WHAT TO PRODUCE
A verbatim copy of the records is required, with all pictures left out.

BEGIN ITEMS

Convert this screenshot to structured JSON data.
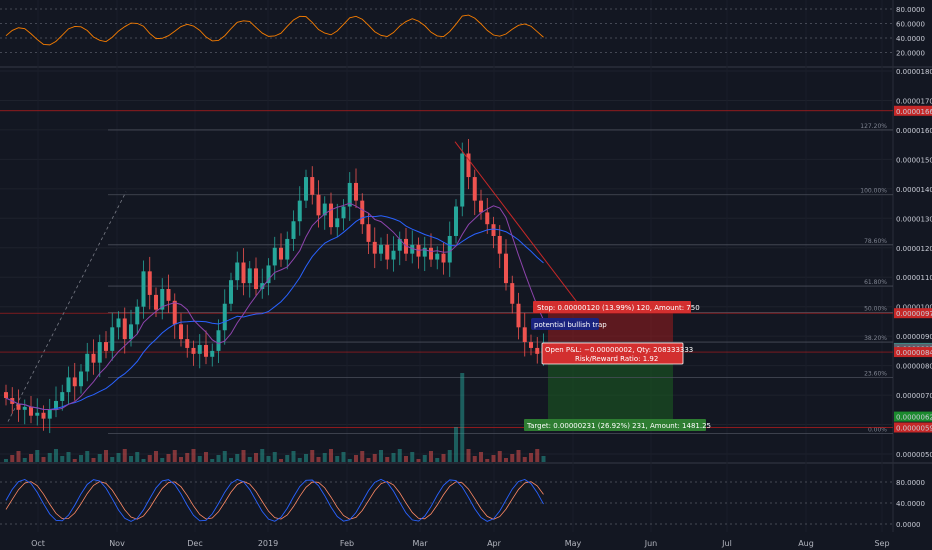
{
  "chart_data": {
    "type": "candlestick",
    "colors": {
      "up": "#26a69a",
      "down": "#ef5350",
      "ma1": "#8e44ad",
      "ma2": "#2962ff",
      "rsi": "#f57c00",
      "stoch_k": "#2962ff",
      "stoch_d": "#ff8a65",
      "stop_zone": "#b71c1c",
      "target_zone": "#1b5e20"
    },
    "x_labels": [
      "Oct",
      "Nov",
      "Dec",
      "2019",
      "Feb",
      "Mar",
      "Apr",
      "May",
      "Jun",
      "Jul",
      "Aug",
      "Sep"
    ],
    "price_axis": {
      "ylim": [
        4.5e-06,
        1.8e-06
      ],
      "ticks": [
        "0.00000500",
        "0.00000600",
        "0.00000700",
        "0.00000800",
        "0.00000900",
        "0.00001000",
        "0.00001100",
        "0.00001200",
        "0.00001300",
        "0.00001400",
        "0.00001500",
        "0.00001600",
        "0.00001700",
        "0.00001800"
      ]
    },
    "price_badges": [
      {
        "value": "0.00001665",
        "color": "#c62828"
      },
      {
        "value": "0.00000978",
        "color": "#c62828"
      },
      {
        "value": "0.00000860",
        "color": "#26a69a"
      },
      {
        "value": "0.00000858",
        "color": "#5d606b"
      },
      {
        "value": "0.00000846",
        "color": "#c62828"
      },
      {
        "value": "0.00000627",
        "color": "#1b8a2e"
      },
      {
        "value": "0.00000590",
        "color": "#c62828"
      }
    ],
    "fib_labels": [
      {
        "label": "127.20%",
        "price": 1.6e-05
      },
      {
        "label": "100.00%",
        "price": 1.38e-05
      },
      {
        "label": "78.60%",
        "price": 1.21e-05
      },
      {
        "label": "61.80%",
        "price": 1.07e-05
      },
      {
        "label": "50.00%",
        "price": 9.8e-06
      },
      {
        "label": "38.20%",
        "price": 8.8e-06
      },
      {
        "label": "23.60%",
        "price": 7.6e-06
      },
      {
        "label": "0.00%",
        "price": 5.7e-06
      }
    ],
    "rsi_axis": {
      "ticks": [
        "80.0000",
        "60.0000",
        "40.0000",
        "20.0000"
      ]
    },
    "stoch_axis": {
      "ticks": [
        "80.0000",
        "40.0000",
        "0.0000"
      ]
    },
    "candles_close": [
      6.9,
      6.7,
      6.5,
      6.6,
      6.3,
      6.4,
      6.2,
      6.5,
      6.8,
      7.1,
      7.6,
      7.3,
      7.8,
      8.4,
      8.1,
      8.8,
      8.5,
      9.3,
      9.6,
      8.9,
      9.4,
      10.0,
      11.2,
      10.4,
      9.9,
      10.6,
      10.2,
      9.4,
      8.9,
      8.6,
      8.4,
      8.7,
      8.3,
      8.5,
      9.2,
      10.1,
      10.9,
      11.5,
      10.8,
      11.3,
      10.6,
      10.8,
      11.4,
      12.0,
      11.6,
      12.3,
      12.9,
      13.6,
      14.4,
      13.8,
      13.1,
      13.5,
      12.7,
      13.0,
      13.4,
      14.2,
      13.6,
      12.8,
      12.2,
      11.8,
      12.1,
      11.6,
      11.9,
      12.3,
      11.8,
      12.1,
      11.7,
      12.0,
      11.6,
      11.8,
      11.5,
      12.4,
      13.4,
      15.2,
      14.4,
      13.6,
      13.2,
      12.8,
      12.4,
      11.8,
      10.8,
      10.1,
      9.3,
      8.8,
      8.6,
      8.4,
      8.6
    ],
    "volume_bars_approx": "relative heights only",
    "annotations": {
      "stop": "Stop: 0.00000120 (13.99%) 120, Amount: 750",
      "trap": "potential bullish trap",
      "pnl_line1": "Open P&L: −0.00000002, Qty: 208333333",
      "pnl_line2": "Risk/Reward Ratio: 1.92",
      "target": "Target: 0.00000231 (26.92%) 231, Amount: 1481.25"
    }
  }
}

END ITEMS

TASK SOLUTION
Convert this screenshot to structured JSON data.
{
  "chart_data": {
    "type": "candlestick",
    "colors": {
      "up": "#26a69a",
      "down": "#ef5350",
      "ma1": "#8e44ad",
      "ma2": "#2962ff",
      "rsi": "#f57c00",
      "stoch_k": "#2962ff",
      "stoch_d": "#ff8a65",
      "stop_zone": "#b71c1c",
      "target_zone": "#1b5e20"
    },
    "x_labels": [
      "Oct",
      "Nov",
      "Dec",
      "2019",
      "Feb",
      "Mar",
      "Apr",
      "May",
      "Jun",
      "Jul",
      "Aug",
      "Sep"
    ],
    "price_axis": {
      "ylim": [
        4.5e-06,
        1.8e-06
      ],
      "ticks": [
        "0.00000500",
        "0.00000600",
        "0.00000700",
        "0.00000800",
        "0.00000900",
        "0.00001000",
        "0.00001100",
        "0.00001200",
        "0.00001300",
        "0.00001400",
        "0.00001500",
        "0.00001600",
        "0.00001700",
        "0.00001800"
      ]
    },
    "price_badges": [
      {
        "value": "0.00001665",
        "color": "#c62828"
      },
      {
        "value": "0.00000978",
        "color": "#c62828"
      },
      {
        "value": "0.00000860",
        "color": "#26a69a"
      },
      {
        "value": "0.00000858",
        "color": "#5d606b"
      },
      {
        "value": "0.00000846",
        "color": "#c62828"
      },
      {
        "value": "0.00000627",
        "color": "#1b8a2e"
      },
      {
        "value": "0.00000590",
        "color": "#c62828"
      }
    ],
    "fib_labels": [
      {
        "label": "127.20%",
        "price": 1.6e-05
      },
      {
        "label": "100.00%",
        "price": 1.38e-05
      },
      {
        "label": "78.60%",
        "price": 1.21e-05
      },
      {
        "label": "61.80%",
        "price": 1.07e-05
      },
      {
        "label": "50.00%",
        "price": 9.8e-06
      },
      {
        "label": "38.20%",
        "price": 8.8e-06
      },
      {
        "label": "23.60%",
        "price": 7.6e-06
      },
      {
        "label": "0.00%",
        "price": 5.7e-06
      }
    ],
    "rsi_axis": {
      "ticks": [
        "80.0000",
        "60.0000",
        "40.0000",
        "20.0000"
      ]
    },
    "stoch_axis": {
      "ticks": [
        "80.0000",
        "40.0000",
        "0.0000"
      ]
    },
    "candles_close": [
      6.9,
      6.7,
      6.5,
      6.6,
      6.3,
      6.4,
      6.2,
      6.5,
      6.8,
      7.1,
      7.6,
      7.3,
      7.8,
      8.4,
      8.1,
      8.8,
      8.5,
      9.3,
      9.6,
      8.9,
      9.4,
      10.0,
      11.2,
      10.4,
      9.9,
      10.6,
      10.2,
      9.4,
      8.9,
      8.6,
      8.4,
      8.7,
      8.3,
      8.5,
      9.2,
      10.1,
      10.9,
      11.5,
      10.8,
      11.3,
      10.6,
      10.8,
      11.4,
      12.0,
      11.6,
      12.3,
      12.9,
      13.6,
      14.4,
      13.8,
      13.1,
      13.5,
      12.7,
      13.0,
      13.4,
      14.2,
      13.6,
      12.8,
      12.2,
      11.8,
      12.1,
      11.6,
      11.9,
      12.3,
      11.8,
      12.1,
      11.7,
      12.0,
      11.6,
      11.8,
      11.5,
      12.4,
      13.4,
      15.2,
      14.4,
      13.6,
      13.2,
      12.8,
      12.4,
      11.8,
      10.8,
      10.1,
      9.3,
      8.8,
      8.6,
      8.4,
      8.6
    ],
    "volume_bars_approx": "relative heights only",
    "annotations": {
      "stop": "Stop: 0.00000120 (13.99%) 120, Amount: 750",
      "trap": "potential bullish trap",
      "pnl_line1": "Open P&L: −0.00000002, Qty: 208333333",
      "pnl_line2": "Risk/Reward Ratio: 1.92",
      "target": "Target: 0.00000231 (26.92%) 231, Amount: 1481.25"
    }
  }
}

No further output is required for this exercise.